**PROVIDED INFORMATION**
□ □ □ □

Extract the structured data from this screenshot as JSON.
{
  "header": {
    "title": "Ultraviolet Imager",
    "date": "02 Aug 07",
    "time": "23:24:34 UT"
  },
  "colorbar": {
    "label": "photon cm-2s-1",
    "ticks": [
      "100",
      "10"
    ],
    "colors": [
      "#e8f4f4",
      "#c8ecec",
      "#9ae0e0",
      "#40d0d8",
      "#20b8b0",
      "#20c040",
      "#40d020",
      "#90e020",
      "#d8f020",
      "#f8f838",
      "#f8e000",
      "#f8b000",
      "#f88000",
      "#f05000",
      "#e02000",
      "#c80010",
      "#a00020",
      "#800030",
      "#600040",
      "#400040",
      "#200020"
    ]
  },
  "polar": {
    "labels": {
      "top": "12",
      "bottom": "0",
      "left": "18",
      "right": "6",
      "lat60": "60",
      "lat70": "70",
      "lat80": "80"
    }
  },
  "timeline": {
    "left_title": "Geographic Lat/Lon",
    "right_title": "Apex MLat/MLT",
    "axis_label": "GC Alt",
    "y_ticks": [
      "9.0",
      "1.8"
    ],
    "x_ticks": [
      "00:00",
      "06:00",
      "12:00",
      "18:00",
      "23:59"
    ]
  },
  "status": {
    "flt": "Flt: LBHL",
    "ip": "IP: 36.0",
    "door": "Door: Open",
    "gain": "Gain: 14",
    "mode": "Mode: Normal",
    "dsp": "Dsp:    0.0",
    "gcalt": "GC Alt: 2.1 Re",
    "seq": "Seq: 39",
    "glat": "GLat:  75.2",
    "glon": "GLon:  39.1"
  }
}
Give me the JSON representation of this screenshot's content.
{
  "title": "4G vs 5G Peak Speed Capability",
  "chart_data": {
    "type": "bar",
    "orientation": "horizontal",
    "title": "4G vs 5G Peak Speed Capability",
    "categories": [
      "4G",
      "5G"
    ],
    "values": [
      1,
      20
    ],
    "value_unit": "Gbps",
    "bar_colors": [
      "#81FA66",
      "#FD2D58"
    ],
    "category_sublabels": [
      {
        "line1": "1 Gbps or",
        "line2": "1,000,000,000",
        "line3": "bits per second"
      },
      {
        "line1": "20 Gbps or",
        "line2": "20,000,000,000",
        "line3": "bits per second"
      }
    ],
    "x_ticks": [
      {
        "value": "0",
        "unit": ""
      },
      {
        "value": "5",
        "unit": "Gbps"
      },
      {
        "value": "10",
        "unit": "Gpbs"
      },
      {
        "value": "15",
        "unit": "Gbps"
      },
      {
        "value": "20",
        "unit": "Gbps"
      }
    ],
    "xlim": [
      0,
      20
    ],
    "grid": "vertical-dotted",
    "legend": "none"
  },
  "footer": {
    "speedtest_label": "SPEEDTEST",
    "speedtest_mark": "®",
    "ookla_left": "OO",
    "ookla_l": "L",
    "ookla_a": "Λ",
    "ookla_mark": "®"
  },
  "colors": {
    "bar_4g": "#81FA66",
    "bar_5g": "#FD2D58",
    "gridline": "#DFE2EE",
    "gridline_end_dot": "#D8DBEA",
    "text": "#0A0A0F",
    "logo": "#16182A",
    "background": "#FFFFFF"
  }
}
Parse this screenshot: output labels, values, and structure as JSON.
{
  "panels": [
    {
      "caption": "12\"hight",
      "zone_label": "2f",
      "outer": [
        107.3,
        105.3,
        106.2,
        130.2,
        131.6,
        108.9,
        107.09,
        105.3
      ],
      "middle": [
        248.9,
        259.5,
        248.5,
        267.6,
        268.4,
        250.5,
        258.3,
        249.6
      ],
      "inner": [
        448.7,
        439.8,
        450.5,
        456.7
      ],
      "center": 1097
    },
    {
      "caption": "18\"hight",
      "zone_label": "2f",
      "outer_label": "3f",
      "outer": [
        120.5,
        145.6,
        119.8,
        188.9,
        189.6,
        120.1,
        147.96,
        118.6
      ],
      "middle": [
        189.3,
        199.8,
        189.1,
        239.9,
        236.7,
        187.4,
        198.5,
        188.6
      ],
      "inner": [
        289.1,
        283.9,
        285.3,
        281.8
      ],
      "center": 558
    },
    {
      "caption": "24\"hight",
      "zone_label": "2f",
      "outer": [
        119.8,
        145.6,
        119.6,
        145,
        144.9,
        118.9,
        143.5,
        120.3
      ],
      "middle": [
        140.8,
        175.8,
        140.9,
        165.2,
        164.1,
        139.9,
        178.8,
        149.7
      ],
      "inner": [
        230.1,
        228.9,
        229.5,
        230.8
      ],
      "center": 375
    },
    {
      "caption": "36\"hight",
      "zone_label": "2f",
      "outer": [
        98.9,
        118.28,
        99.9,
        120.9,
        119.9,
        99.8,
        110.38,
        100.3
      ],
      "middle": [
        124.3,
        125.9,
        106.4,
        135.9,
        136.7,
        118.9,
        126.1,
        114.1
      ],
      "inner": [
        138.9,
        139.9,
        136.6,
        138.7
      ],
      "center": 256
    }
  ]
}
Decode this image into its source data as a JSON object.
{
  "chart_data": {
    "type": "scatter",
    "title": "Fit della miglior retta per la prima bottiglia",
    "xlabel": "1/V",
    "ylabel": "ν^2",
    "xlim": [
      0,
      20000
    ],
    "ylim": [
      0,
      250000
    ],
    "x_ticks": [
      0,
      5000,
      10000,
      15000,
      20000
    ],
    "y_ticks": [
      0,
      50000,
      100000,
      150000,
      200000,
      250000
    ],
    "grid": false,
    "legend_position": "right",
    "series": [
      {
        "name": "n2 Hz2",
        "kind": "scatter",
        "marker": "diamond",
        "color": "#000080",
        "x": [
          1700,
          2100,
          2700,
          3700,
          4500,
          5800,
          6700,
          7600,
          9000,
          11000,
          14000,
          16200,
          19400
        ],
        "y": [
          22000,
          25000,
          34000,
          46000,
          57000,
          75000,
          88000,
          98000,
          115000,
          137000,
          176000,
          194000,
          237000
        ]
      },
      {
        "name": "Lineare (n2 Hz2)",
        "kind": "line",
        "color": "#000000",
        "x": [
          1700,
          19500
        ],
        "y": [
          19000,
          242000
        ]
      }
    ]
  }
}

□ □ □ □

**WHAT TO DO**
All of the material above needs to be copied exactly.

**RESULT BELOW**
Extract the structured data from this screenshot as JSON.
{
  "header": {
    "title": "Ultraviolet Imager",
    "date": "02 Aug 07",
    "time": "23:24:34 UT"
  },
  "colorbar": {
    "label": "photon cm-2s-1",
    "ticks": [
      "100",
      "10"
    ],
    "colors": [
      "#e8f4f4",
      "#c8ecec",
      "#9ae0e0",
      "#40d0d8",
      "#20b8b0",
      "#20c040",
      "#40d020",
      "#90e020",
      "#d8f020",
      "#f8f838",
      "#f8e000",
      "#f8b000",
      "#f88000",
      "#f05000",
      "#e02000",
      "#c80010",
      "#a00020",
      "#800030",
      "#600040",
      "#400040",
      "#200020"
    ]
  },
  "polar": {
    "labels": {
      "top": "12",
      "bottom": "0",
      "left": "18",
      "right": "6",
      "lat60": "60",
      "lat70": "70",
      "lat80": "80"
    }
  },
  "timeline": {
    "left_title": "Geographic Lat/Lon",
    "right_title": "Apex MLat/MLT",
    "axis_label": "GC Alt",
    "y_ticks": [
      "9.0",
      "1.8"
    ],
    "x_ticks": [
      "00:00",
      "06:00",
      "12:00",
      "18:00",
      "23:59"
    ]
  },
  "status": {
    "flt": "Flt: LBHL",
    "ip": "IP: 36.0",
    "door": "Door: Open",
    "gain": "Gain: 14",
    "mode": "Mode: Normal",
    "dsp": "Dsp:    0.0",
    "gcalt": "GC Alt: 2.1 Re",
    "seq": "Seq: 39",
    "glat": "GLat:  75.2",
    "glon": "GLon:  39.1"
  }
}
Give me the JSON representation of this screenshot's content.
{
  "title": "4G vs 5G Peak Speed Capability",
  "chart_data": {
    "type": "bar",
    "orientation": "horizontal",
    "title": "4G vs 5G Peak Speed Capability",
    "categories": [
      "4G",
      "5G"
    ],
    "values": [
      1,
      20
    ],
    "value_unit": "Gbps",
    "bar_colors": [
      "#81FA66",
      "#FD2D58"
    ],
    "category_sublabels": [
      {
        "line1": "1 Gbps or",
        "line2": "1,000,000,000",
        "line3": "bits per second"
      },
      {
        "line1": "20 Gbps or",
        "line2": "20,000,000,000",
        "line3": "bits per second"
      }
    ],
    "x_ticks": [
      {
        "value": "0",
        "unit": ""
      },
      {
        "value": "5",
        "unit": "Gbps"
      },
      {
        "value": "10",
        "unit": "Gpbs"
      },
      {
        "value": "15",
        "unit": "Gbps"
      },
      {
        "value": "20",
        "unit": "Gbps"
      }
    ],
    "xlim": [
      0,
      20
    ],
    "grid": "vertical-dotted",
    "legend": "none"
  },
  "footer": {
    "speedtest_label": "SPEEDTEST",
    "speedtest_mark": "®",
    "ookla_left": "OO",
    "ookla_l": "L",
    "ookla_a": "Λ",
    "ookla_mark": "®"
  },
  "colors": {
    "bar_4g": "#81FA66",
    "bar_5g": "#FD2D58",
    "gridline": "#DFE2EE",
    "gridline_end_dot": "#D8DBEA",
    "text": "#0A0A0F",
    "logo": "#16182A",
    "background": "#FFFFFF"
  }
}
Parse this screenshot: output labels, values, and structure as JSON.
{
  "panels": [
    {
      "caption": "12\"hight",
      "zone_label": "2f",
      "outer": [
        107.3,
        105.3,
        106.2,
        130.2,
        131.6,
        108.9,
        107.09,
        105.3
      ],
      "middle": [
        248.9,
        259.5,
        248.5,
        267.6,
        268.4,
        250.5,
        258.3,
        249.6
      ],
      "inner": [
        448.7,
        439.8,
        450.5,
        456.7
      ],
      "center": 1097
    },
    {
      "caption": "18\"hight",
      "zone_label": "2f",
      "outer_label": "3f",
      "outer": [
        120.5,
        145.6,
        119.8,
        188.9,
        189.6,
        120.1,
        147.96,
        118.6
      ],
      "middle": [
        189.3,
        199.8,
        189.1,
        239.9,
        236.7,
        187.4,
        198.5,
        188.6
      ],
      "inner": [
        289.1,
        283.9,
        285.3,
        281.8
      ],
      "center": 558
    },
    {
      "caption": "24\"hight",
      "zone_label": "2f",
      "outer": [
        119.8,
        145.6,
        119.6,
        145,
        144.9,
        118.9,
        143.5,
        120.3
      ],
      "middle": [
        140.8,
        175.8,
        140.9,
        165.2,
        164.1,
        139.9,
        178.8,
        149.7
      ],
      "inner": [
        230.1,
        228.9,
        229.5,
        230.8
      ],
      "center": 375
    },
    {
      "caption": "36\"hight",
      "zone_label": "2f",
      "outer": [
        98.9,
        118.28,
        99.9,
        120.9,
        119.9,
        99.8,
        110.38,
        100.3
      ],
      "middle": [
        124.3,
        125.9,
        106.4,
        135.9,
        136.7,
        118.9,
        126.1,
        114.1
      ],
      "inner": [
        138.9,
        139.9,
        136.6,
        138.7
      ],
      "center": 256
    }
  ]
}
Decode this image into its source data as a JSON object.
{
  "chart_data": {
    "type": "scatter",
    "title": "Fit della miglior retta per la prima bottiglia",
    "xlabel": "1/V",
    "ylabel": "ν^2",
    "xlim": [
      0,
      20000
    ],
    "ylim": [
      0,
      250000
    ],
    "x_ticks": [
      0,
      5000,
      10000,
      15000,
      20000
    ],
    "y_ticks": [
      0,
      50000,
      100000,
      150000,
      200000,
      250000
    ],
    "grid": false,
    "legend_position": "right",
    "series": [
      {
        "name": "n2 Hz2",
        "kind": "scatter",
        "marker": "diamond",
        "color": "#000080",
        "x": [
          1700,
          2100,
          2700,
          3700,
          4500,
          5800,
          6700,
          7600,
          9000,
          11000,
          14000,
          16200,
          19400
        ],
        "y": [
          22000,
          25000,
          34000,
          46000,
          57000,
          75000,
          88000,
          98000,
          115000,
          137000,
          176000,
          194000,
          237000
        ]
      },
      {
        "name": "Lineare (n2 Hz2)",
        "kind": "line",
        "color": "#000000",
        "x": [
          1700,
          19500
        ],
        "y": [
          19000,
          242000
        ]
      }
    ]
  }
}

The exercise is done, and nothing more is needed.